(Data items)

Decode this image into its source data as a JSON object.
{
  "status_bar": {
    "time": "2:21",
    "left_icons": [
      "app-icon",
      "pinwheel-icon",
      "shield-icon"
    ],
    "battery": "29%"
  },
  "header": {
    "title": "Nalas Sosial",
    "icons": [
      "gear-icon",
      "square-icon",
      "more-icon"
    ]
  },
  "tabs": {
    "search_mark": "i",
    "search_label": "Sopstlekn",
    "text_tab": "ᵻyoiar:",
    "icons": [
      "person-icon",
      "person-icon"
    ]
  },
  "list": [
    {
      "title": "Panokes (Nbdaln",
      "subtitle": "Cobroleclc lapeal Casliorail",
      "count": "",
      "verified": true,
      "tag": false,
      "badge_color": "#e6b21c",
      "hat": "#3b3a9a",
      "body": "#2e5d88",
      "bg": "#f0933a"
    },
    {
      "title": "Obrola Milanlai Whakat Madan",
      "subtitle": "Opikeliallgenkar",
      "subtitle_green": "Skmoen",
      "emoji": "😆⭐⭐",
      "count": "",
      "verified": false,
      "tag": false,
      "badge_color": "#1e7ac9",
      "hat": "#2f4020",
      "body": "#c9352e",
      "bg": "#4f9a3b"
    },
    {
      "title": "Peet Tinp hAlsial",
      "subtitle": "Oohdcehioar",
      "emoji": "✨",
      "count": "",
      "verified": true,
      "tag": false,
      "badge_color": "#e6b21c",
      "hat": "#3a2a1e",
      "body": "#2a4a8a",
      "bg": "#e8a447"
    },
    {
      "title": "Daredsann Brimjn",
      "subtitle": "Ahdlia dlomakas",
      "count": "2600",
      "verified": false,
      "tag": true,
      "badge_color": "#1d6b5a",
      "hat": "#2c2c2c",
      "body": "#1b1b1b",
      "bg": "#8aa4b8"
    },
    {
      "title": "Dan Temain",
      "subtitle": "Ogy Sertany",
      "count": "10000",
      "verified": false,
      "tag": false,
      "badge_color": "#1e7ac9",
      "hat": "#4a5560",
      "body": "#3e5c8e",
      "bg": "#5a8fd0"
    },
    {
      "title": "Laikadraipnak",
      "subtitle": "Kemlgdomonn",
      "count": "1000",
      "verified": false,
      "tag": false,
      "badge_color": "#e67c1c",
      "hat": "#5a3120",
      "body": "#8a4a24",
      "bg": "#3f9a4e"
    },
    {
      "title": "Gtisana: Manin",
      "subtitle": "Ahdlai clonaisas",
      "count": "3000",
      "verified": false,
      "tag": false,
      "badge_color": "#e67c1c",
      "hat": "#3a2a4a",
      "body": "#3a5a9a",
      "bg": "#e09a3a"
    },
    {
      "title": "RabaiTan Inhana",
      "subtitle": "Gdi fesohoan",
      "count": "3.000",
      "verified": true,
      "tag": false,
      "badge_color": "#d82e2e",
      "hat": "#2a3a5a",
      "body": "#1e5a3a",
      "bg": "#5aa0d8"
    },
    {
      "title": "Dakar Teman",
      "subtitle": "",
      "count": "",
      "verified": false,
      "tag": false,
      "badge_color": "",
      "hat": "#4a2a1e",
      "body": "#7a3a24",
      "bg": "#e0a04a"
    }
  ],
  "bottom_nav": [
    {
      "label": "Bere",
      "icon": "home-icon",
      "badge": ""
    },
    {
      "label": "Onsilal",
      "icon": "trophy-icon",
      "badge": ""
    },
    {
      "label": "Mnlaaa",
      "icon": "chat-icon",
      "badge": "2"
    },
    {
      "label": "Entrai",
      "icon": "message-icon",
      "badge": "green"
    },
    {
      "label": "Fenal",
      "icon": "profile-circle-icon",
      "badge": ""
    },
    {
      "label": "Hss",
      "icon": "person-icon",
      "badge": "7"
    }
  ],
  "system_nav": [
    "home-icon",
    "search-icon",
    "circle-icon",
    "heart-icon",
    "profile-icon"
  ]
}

### Exercise prompt
Write out all of the records once more, exactly.

### Output for this task
Decode this image into its source data as a JSON object.
{
  "status_bar": {
    "time": "2:21",
    "left_icons": [
      "app-icon",
      "pinwheel-icon",
      "shield-icon"
    ],
    "battery": "29%"
  },
  "header": {
    "title": "Nalas Sosial",
    "icons": [
      "gear-icon",
      "square-icon",
      "more-icon"
    ]
  },
  "tabs": {
    "search_mark": "i",
    "search_label": "Sopstlekn",
    "text_tab": "ᵻyoiar:",
    "icons": [
      "person-icon",
      "person-icon"
    ]
  },
  "list": [
    {
      "title": "Panokes (Nbdaln",
      "subtitle": "Cobroleclc lapeal Casliorail",
      "count": "",
      "verified": true,
      "tag": false,
      "badge_color": "#e6b21c",
      "hat": "#3b3a9a",
      "body": "#2e5d88",
      "bg": "#f0933a"
    },
    {
      "title": "Obrola Milanlai Whakat Madan",
      "subtitle": "Opikeliallgenkar",
      "subtitle_green": "Skmoen",
      "emoji": "😆⭐⭐",
      "count": "",
      "verified": false,
      "tag": false,
      "badge_color": "#1e7ac9",
      "hat": "#2f4020",
      "body": "#c9352e",
      "bg": "#4f9a3b"
    },
    {
      "title": "Peet Tinp hAlsial",
      "subtitle": "Oohdcehioar",
      "emoji": "✨",
      "count": "",
      "verified": true,
      "tag": false,
      "badge_color": "#e6b21c",
      "hat": "#3a2a1e",
      "body": "#2a4a8a",
      "bg": "#e8a447"
    },
    {
      "title": "Daredsann Brimjn",
      "subtitle": "Ahdlia dlomakas",
      "count": "2600",
      "verified": false,
      "tag": true,
      "badge_color": "#1d6b5a",
      "hat": "#2c2c2c",
      "body": "#1b1b1b",
      "bg": "#8aa4b8"
    },
    {
      "title": "Dan Temain",
      "subtitle": "Ogy Sertany",
      "count": "10000",
      "verified": false,
      "tag": false,
      "badge_color": "#1e7ac9",
      "hat": "#4a5560",
      "body": "#3e5c8e",
      "bg": "#5a8fd0"
    },
    {
      "title": "Laikadraipnak",
      "subtitle": "Kemlgdomonn",
      "count": "1000",
      "verified": false,
      "tag": false,
      "badge_color": "#e67c1c",
      "hat": "#5a3120",
      "body": "#8a4a24",
      "bg": "#3f9a4e"
    },
    {
      "title": "Gtisana: Manin",
      "subtitle": "Ahdlai clonaisas",
      "count": "3000",
      "verified": false,
      "tag": false,
      "badge_color": "#e67c1c",
      "hat": "#3a2a4a",
      "body": "#3a5a9a",
      "bg": "#e09a3a"
    },
    {
      "title": "RabaiTan Inhana",
      "subtitle": "Gdi fesohoan",
      "count": "3.000",
      "verified": true,
      "tag": false,
      "badge_color": "#d82e2e",
      "hat": "#2a3a5a",
      "body": "#1e5a3a",
      "bg": "#5aa0d8"
    },
    {
      "title": "Dakar Teman",
      "subtitle": "",
      "count": "",
      "verified": false,
      "tag": false,
      "badge_color": "",
      "hat": "#4a2a1e",
      "body": "#7a3a24",
      "bg": "#e0a04a"
    }
  ],
  "bottom_nav": [
    {
      "label": "Bere",
      "icon": "home-icon",
      "badge": ""
    },
    {
      "label": "Onsilal",
      "icon": "trophy-icon",
      "badge": ""
    },
    {
      "label": "Mnlaaa",
      "icon": "chat-icon",
      "badge": "2"
    },
    {
      "label": "Entrai",
      "icon": "message-icon",
      "badge": "green"
    },
    {
      "label": "Fenal",
      "icon": "profile-circle-icon",
      "badge": ""
    },
    {
      "label": "Hss",
      "icon": "person-icon",
      "badge": "7"
    }
  ],
  "system_nav": [
    "home-icon",
    "search-icon",
    "circle-icon",
    "heart-icon",
    "profile-icon"
  ]
}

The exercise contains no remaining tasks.